> [Exercise details]
Copy out every line containing the word "this".

> [Materials provided]
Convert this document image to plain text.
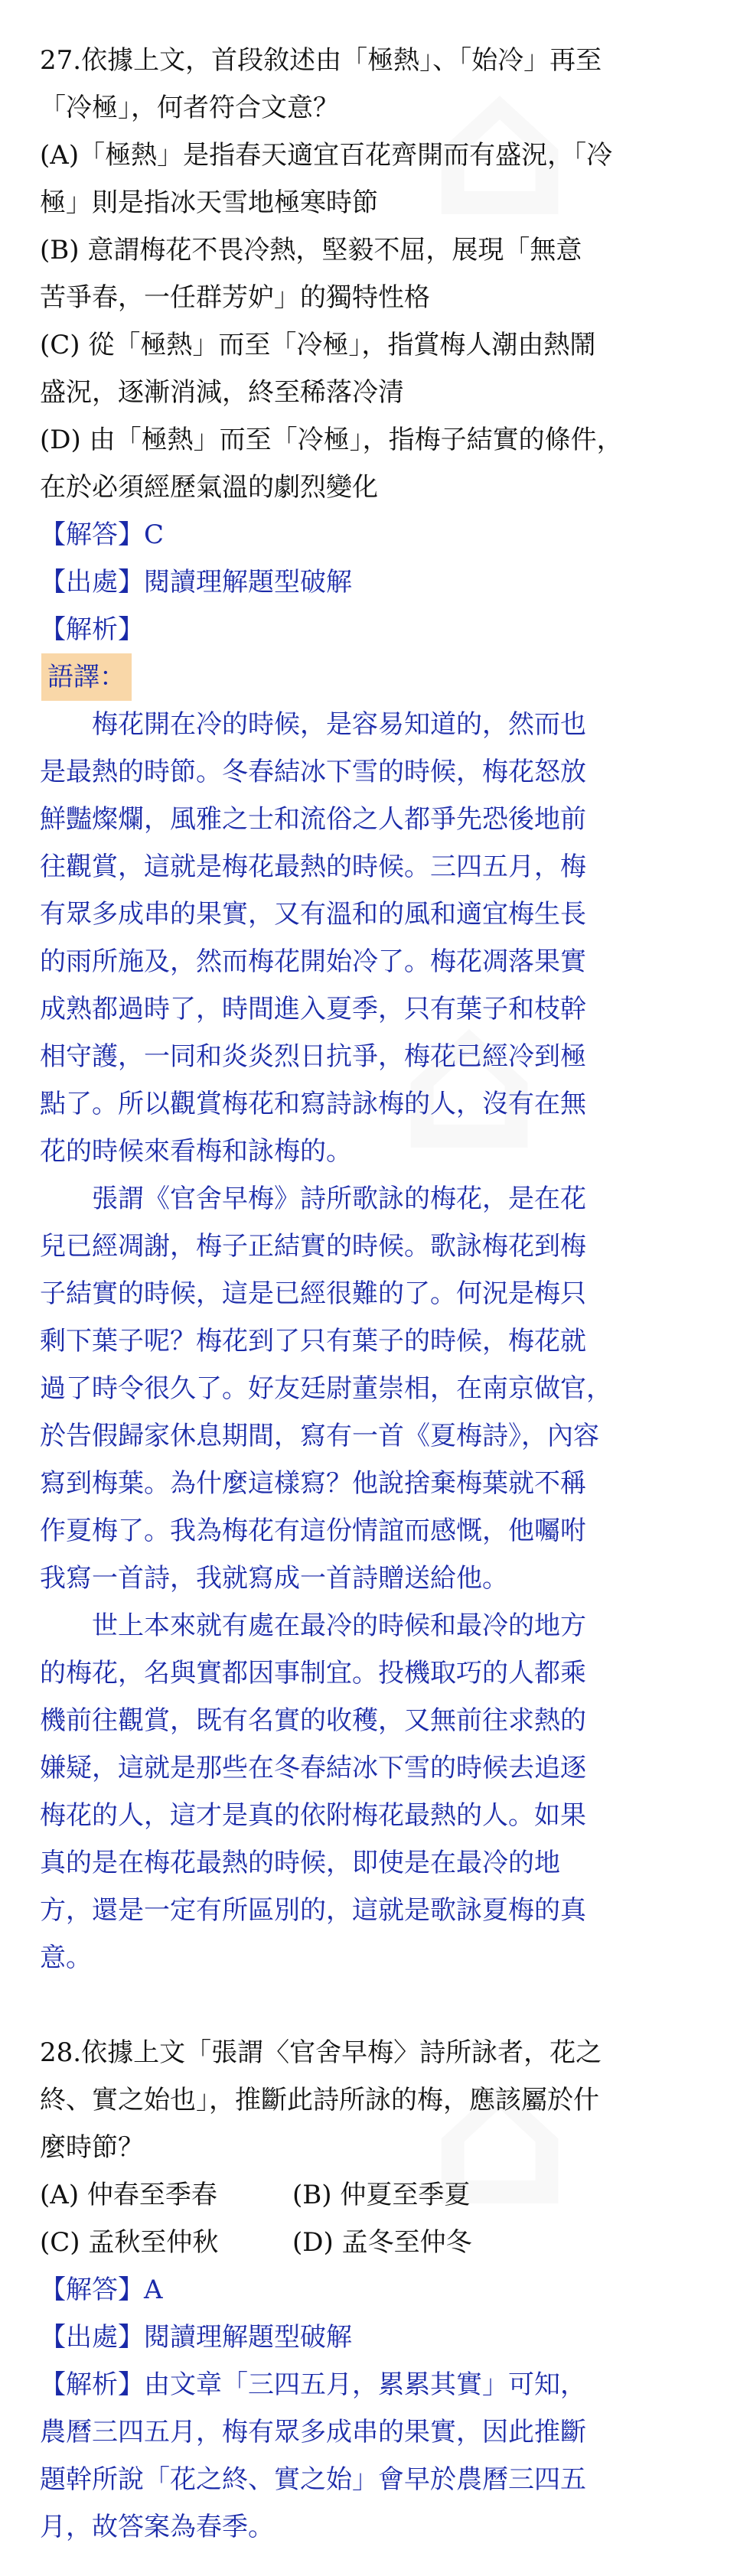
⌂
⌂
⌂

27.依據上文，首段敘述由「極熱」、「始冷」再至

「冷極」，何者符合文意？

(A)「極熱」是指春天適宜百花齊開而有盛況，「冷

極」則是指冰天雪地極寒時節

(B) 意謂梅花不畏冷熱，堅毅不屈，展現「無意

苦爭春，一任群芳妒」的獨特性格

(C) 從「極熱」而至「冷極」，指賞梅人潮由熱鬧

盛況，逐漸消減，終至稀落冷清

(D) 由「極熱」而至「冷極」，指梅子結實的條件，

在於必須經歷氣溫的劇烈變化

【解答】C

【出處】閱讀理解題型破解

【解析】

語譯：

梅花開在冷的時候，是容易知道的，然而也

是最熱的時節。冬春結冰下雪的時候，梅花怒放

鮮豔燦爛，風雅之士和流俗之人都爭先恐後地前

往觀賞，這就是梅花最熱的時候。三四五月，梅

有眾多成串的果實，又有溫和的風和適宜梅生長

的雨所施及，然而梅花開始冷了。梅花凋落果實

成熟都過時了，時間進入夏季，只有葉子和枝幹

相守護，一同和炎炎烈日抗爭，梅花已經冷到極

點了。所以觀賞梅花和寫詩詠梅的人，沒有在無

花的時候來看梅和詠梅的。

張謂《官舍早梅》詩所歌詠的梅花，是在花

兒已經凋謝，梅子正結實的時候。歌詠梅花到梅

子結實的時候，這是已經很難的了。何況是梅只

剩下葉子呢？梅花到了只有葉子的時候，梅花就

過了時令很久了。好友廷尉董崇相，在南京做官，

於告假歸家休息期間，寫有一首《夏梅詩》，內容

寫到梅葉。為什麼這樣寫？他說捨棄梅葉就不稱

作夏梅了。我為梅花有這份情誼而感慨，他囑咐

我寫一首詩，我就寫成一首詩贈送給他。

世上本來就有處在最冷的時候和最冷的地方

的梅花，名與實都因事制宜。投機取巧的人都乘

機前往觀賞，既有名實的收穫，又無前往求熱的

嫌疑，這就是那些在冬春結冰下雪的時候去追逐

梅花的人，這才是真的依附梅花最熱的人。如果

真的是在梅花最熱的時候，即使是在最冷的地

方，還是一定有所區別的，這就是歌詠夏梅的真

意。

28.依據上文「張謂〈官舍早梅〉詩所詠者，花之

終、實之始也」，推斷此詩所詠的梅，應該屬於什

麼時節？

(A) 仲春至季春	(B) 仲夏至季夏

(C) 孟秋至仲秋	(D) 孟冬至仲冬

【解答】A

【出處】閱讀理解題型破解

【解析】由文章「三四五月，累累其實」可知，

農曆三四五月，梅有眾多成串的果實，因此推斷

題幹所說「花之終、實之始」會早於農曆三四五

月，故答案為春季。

--

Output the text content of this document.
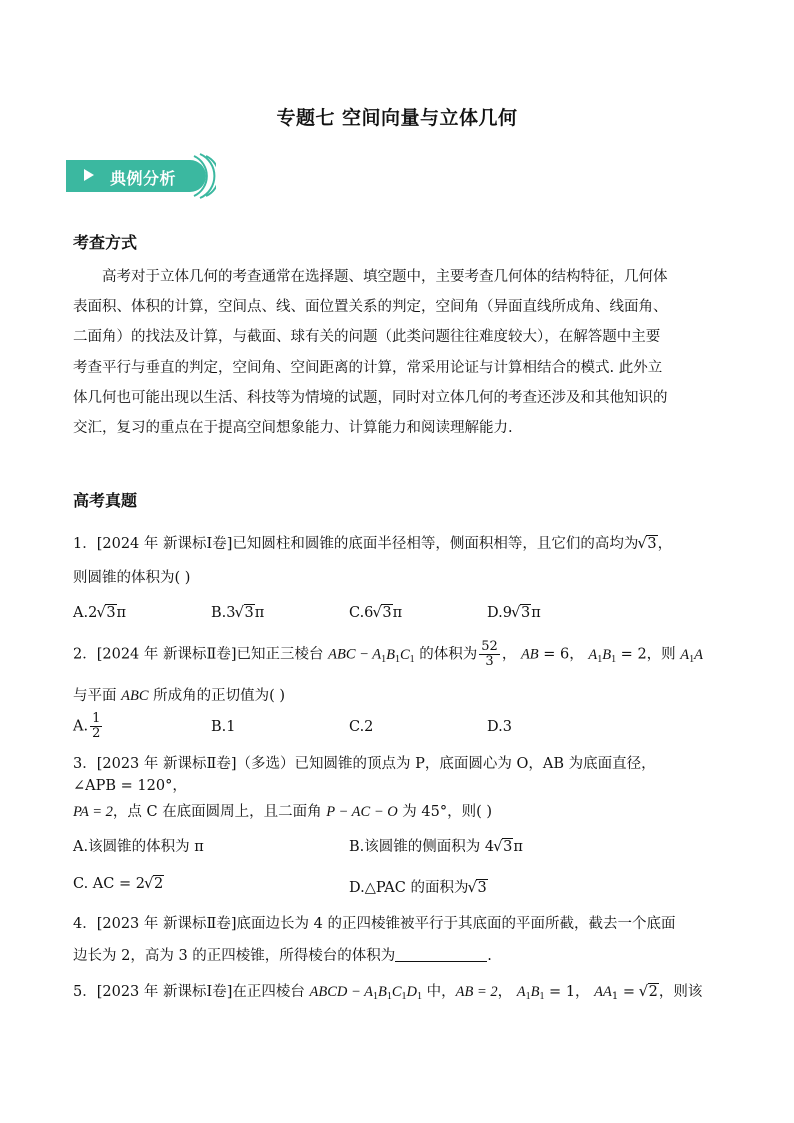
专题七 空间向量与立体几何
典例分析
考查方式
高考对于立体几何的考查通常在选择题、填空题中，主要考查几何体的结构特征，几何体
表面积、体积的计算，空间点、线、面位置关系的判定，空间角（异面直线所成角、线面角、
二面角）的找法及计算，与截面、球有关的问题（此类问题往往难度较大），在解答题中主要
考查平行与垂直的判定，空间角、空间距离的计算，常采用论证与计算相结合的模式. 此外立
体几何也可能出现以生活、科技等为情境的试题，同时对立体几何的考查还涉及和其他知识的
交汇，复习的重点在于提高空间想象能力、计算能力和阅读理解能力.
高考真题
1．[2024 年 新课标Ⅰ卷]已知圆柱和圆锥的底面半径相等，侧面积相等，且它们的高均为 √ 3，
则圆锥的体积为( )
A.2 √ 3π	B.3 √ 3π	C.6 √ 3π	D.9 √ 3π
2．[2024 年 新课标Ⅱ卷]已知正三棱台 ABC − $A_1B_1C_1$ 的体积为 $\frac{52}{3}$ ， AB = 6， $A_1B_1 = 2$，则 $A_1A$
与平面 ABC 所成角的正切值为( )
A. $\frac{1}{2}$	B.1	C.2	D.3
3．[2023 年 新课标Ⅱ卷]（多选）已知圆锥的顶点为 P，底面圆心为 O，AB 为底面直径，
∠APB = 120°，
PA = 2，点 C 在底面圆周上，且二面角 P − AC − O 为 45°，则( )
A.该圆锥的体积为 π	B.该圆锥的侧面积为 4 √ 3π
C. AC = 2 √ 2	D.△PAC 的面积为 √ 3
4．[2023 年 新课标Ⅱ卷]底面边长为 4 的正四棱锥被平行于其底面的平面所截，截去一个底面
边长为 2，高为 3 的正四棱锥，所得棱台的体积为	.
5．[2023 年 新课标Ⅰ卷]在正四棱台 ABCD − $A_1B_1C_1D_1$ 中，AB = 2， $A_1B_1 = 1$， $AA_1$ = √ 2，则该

> [Reply]
Convert this document image to plain text.
Output the text content of this document.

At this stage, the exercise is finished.